TO DO:
Exactly repeat all the records below, omitting the images they hold.

RECORDS SUPPLIED:
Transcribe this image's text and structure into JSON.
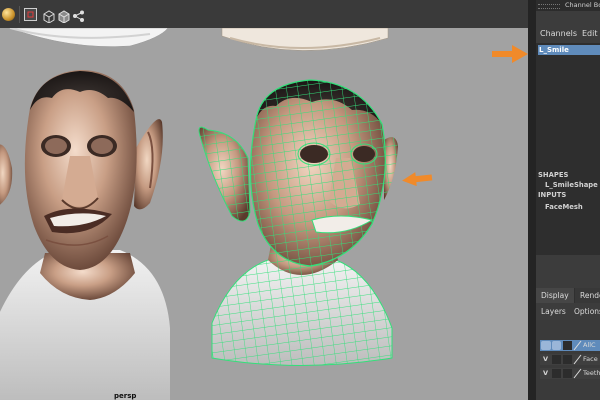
{
  "toolbar": {
    "icons": [
      "sphere-shaded-icon",
      "isolate-select-icon",
      "wireframe-cube-icon",
      "texture-cube-icon",
      "node-network-icon"
    ]
  },
  "viewport": {
    "camera_label": "persp",
    "background": "#a2a2a2",
    "wireframe_color": "#33e07a",
    "arrow_color": "#f08a2a"
  },
  "channel_box": {
    "title": "Channel Box",
    "menu": [
      "Channels",
      "Edit"
    ],
    "selected_object": "L_Smile",
    "shapes_header": "SHAPES",
    "shape_name": "L_SmileShape",
    "inputs_header": "INPUTS",
    "input_name": "FaceMesh"
  },
  "layer_editor": {
    "tabs": [
      "Display",
      "Render"
    ],
    "menu": [
      "Layers",
      "Options"
    ],
    "rows": [
      {
        "v": "",
        "name": "AllC"
      },
      {
        "v": "V",
        "name": "Face"
      },
      {
        "v": "V",
        "name": "Teeth"
      }
    ]
  }
}
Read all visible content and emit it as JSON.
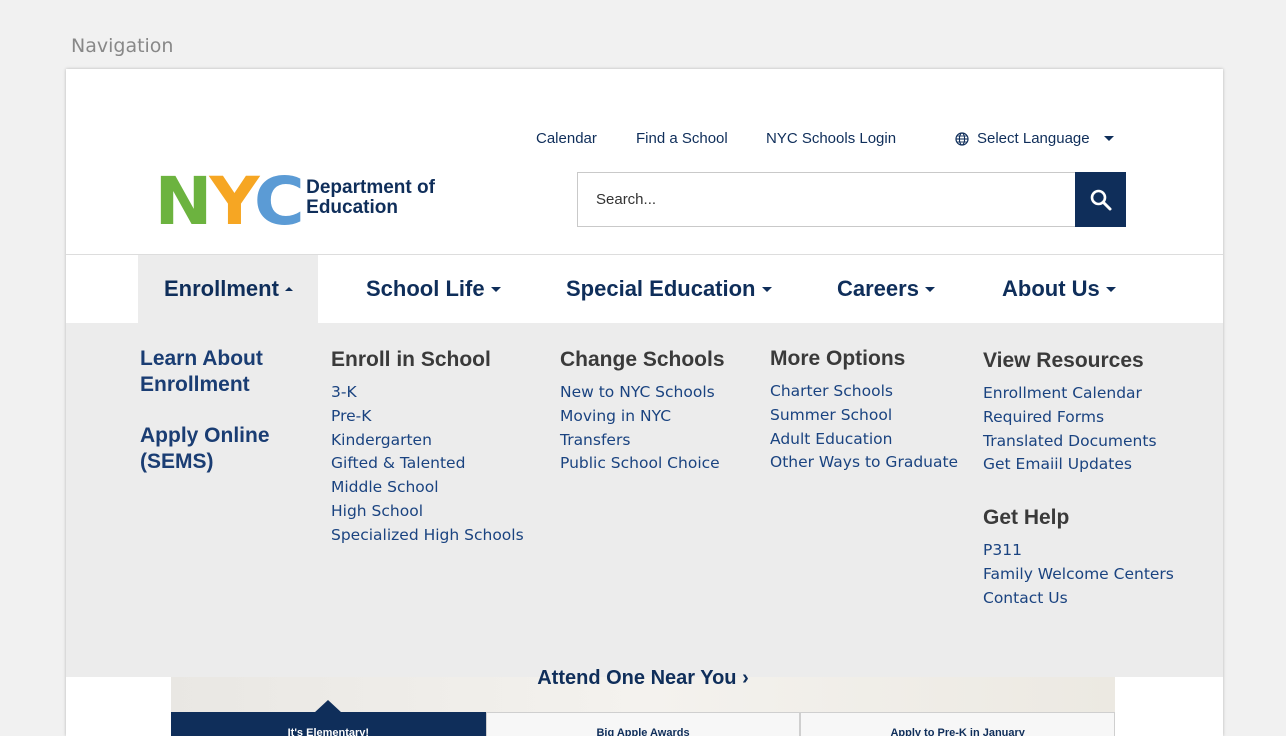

TASK RESPONSE:
Transcribe this image's text and structure into JSON.
{
  "toolbar": {
    "icons": [
      "sphere-shaded-icon",
      "isolate-select-icon",
      "wireframe-cube-icon",
      "texture-cube-icon",
      "node-network-icon"
    ]
  },
  "viewport": {
    "camera_label": "persp",
    "background": "#a2a2a2",
    "wireframe_color": "#33e07a",
    "arrow_color": "#f08a2a"
  },
  "channel_box": {
    "title": "Channel Box",
    "menu": [
      "Channels",
      "Edit"
    ],
    "selected_object": "L_Smile",
    "shapes_header": "SHAPES",
    "shape_name": "L_SmileShape",
    "inputs_header": "INPUTS",
    "input_name": "FaceMesh"
  },
  "layer_editor": {
    "tabs": [
      "Display",
      "Render"
    ],
    "menu": [
      "Layers",
      "Options"
    ],
    "rows": [
      {
        "v": "",
        "name": "AllC"
      },
      {
        "v": "V",
        "name": "Face"
      },
      {
        "v": "V",
        "name": "Teeth"
      }
    ]
  }
}
Read all visible content and emit it as JSON.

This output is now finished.